TASK DETAILS.
Locate the string "open" in the records below. Copy every line where it occurs.

— begin PROVIDED INFORMATION —

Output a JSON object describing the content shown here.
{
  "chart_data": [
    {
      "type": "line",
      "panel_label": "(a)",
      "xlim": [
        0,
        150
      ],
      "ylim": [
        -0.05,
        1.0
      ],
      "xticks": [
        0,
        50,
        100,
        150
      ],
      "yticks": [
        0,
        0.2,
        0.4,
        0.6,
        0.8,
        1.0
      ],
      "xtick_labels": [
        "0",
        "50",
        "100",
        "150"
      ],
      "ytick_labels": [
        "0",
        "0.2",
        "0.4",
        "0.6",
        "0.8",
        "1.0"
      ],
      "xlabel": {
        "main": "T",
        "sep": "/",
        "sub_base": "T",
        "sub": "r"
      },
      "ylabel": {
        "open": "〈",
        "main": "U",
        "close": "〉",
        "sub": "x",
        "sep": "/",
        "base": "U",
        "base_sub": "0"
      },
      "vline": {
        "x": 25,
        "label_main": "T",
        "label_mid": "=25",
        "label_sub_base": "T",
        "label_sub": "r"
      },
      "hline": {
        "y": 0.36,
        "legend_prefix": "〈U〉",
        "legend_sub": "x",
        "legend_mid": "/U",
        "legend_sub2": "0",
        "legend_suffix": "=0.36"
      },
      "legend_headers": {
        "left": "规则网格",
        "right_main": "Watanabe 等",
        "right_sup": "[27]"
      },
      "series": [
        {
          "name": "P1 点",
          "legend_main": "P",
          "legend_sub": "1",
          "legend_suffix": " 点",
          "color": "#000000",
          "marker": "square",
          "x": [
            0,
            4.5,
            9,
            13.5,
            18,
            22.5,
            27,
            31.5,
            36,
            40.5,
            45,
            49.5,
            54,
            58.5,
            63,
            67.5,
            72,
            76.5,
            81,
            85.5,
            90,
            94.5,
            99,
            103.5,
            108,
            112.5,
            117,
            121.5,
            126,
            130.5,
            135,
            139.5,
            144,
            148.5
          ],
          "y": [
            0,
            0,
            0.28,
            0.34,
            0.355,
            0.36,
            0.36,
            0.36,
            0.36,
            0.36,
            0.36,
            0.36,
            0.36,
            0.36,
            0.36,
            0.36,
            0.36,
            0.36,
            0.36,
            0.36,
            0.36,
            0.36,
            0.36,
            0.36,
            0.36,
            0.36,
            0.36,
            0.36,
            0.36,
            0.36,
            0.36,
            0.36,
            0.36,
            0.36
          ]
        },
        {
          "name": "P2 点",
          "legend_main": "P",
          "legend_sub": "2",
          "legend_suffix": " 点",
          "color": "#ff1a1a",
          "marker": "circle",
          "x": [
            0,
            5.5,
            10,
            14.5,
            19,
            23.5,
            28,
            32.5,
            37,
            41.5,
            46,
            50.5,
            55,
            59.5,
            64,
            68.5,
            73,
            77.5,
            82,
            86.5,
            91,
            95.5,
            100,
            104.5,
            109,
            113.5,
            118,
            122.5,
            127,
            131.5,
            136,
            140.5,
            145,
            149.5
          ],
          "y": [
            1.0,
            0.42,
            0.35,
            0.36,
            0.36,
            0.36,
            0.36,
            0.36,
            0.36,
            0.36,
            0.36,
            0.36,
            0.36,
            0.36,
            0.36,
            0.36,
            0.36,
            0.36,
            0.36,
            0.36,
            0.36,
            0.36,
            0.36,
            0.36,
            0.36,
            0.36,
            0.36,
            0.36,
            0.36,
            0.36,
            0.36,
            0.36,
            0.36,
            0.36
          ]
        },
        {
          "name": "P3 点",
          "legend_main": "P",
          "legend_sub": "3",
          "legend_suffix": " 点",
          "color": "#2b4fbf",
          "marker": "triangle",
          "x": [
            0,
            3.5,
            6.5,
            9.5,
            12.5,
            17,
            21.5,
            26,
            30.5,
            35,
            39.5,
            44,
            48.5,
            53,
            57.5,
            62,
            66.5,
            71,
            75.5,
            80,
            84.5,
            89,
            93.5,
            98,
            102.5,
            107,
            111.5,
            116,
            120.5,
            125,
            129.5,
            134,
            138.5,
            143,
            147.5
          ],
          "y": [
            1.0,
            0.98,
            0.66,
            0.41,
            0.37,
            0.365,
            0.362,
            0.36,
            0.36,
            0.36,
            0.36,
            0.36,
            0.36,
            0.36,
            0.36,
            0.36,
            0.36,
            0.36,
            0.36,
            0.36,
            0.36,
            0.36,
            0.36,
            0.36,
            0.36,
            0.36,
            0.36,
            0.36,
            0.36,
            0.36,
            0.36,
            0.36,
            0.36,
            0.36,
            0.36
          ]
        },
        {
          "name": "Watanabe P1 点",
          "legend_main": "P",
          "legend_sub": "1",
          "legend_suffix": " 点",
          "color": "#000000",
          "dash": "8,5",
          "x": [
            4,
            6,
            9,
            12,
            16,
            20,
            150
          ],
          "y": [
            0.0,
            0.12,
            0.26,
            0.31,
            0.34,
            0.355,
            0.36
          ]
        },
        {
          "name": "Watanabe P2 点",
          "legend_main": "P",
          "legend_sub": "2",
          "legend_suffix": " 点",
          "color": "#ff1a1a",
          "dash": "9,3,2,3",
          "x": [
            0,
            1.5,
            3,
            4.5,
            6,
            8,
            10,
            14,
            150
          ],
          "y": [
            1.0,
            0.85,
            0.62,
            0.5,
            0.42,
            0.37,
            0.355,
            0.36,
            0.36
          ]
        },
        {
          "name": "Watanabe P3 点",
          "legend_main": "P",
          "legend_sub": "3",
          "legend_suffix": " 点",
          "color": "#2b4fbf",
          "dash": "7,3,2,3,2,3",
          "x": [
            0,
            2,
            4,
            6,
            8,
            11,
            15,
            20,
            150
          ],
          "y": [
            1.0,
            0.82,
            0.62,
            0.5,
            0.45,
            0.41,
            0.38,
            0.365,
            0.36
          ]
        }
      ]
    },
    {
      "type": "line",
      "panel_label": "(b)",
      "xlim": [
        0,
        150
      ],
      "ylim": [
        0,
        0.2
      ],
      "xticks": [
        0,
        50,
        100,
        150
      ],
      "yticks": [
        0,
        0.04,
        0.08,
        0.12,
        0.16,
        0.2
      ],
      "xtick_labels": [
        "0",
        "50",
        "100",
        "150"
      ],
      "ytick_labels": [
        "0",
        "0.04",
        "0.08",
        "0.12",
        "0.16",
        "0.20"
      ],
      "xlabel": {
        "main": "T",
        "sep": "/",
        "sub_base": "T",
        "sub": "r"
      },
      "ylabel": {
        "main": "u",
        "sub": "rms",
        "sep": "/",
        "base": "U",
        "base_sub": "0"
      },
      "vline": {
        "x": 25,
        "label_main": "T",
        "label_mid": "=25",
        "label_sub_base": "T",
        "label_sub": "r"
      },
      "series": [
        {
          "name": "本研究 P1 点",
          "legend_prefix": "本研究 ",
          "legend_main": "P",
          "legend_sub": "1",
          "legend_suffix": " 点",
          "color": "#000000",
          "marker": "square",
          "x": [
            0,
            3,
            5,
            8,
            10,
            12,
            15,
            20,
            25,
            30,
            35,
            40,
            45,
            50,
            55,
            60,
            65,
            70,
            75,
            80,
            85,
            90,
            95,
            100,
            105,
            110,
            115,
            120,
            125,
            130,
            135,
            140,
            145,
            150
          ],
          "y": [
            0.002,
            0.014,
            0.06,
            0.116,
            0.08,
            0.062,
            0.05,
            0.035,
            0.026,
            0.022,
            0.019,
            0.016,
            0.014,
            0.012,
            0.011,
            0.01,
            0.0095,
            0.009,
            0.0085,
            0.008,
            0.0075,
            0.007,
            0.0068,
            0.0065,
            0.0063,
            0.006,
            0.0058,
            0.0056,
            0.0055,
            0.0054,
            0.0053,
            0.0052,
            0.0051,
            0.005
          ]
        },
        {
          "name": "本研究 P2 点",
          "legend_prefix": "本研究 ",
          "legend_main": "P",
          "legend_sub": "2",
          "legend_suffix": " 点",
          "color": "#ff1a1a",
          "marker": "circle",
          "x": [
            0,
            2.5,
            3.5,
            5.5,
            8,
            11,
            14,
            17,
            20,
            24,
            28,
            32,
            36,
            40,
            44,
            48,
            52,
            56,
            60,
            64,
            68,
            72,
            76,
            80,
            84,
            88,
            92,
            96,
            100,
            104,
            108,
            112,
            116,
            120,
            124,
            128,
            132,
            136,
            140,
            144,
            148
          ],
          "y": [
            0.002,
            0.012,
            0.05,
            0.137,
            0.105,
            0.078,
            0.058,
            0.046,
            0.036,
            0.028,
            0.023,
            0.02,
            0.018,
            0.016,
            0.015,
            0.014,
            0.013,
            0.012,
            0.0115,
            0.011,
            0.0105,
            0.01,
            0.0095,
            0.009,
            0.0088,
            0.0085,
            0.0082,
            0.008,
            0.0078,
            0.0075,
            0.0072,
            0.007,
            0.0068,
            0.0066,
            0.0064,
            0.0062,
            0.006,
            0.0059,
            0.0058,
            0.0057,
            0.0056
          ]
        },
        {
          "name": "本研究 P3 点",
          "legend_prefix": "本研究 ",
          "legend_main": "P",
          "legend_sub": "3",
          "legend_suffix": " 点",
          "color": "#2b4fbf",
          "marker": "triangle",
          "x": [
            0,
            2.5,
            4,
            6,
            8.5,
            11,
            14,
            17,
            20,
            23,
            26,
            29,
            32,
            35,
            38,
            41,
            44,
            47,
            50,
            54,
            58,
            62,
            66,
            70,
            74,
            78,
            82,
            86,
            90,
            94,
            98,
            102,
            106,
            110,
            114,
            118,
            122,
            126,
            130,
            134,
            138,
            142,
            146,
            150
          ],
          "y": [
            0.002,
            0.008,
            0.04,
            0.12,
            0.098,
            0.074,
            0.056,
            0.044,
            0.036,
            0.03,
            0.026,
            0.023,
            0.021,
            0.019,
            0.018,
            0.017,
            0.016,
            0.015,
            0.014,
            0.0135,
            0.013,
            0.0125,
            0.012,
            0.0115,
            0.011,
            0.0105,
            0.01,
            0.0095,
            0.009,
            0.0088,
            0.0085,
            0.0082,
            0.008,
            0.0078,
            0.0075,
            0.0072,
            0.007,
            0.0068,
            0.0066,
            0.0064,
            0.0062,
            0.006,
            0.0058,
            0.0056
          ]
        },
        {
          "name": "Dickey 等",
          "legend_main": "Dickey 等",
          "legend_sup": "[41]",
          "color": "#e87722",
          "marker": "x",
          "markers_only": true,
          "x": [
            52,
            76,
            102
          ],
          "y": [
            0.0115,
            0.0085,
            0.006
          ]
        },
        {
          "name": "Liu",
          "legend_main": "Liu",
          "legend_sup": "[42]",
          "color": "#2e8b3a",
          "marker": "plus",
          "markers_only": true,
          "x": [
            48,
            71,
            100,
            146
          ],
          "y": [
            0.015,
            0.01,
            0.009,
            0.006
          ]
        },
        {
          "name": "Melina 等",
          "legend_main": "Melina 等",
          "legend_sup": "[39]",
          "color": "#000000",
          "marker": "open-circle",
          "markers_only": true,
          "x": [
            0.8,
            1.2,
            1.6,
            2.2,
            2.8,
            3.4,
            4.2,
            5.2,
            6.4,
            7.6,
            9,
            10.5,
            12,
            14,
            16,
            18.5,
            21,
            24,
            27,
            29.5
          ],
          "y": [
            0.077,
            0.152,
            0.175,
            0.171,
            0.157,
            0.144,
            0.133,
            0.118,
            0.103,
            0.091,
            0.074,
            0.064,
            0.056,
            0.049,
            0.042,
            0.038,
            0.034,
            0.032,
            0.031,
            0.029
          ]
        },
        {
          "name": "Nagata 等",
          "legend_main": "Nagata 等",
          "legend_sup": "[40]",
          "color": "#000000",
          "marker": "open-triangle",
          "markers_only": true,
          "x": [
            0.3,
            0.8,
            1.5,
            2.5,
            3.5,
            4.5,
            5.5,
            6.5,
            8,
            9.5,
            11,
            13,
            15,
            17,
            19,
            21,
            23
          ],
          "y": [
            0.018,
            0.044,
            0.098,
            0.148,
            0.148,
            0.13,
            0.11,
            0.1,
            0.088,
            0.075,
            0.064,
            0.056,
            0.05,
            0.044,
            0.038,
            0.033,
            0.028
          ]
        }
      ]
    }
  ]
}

— end PROVIDED INFORMATION —

EXERCISE ANSWER.
        "open": "〈",
          "marker": "open-circle",
          "marker": "open-triangle",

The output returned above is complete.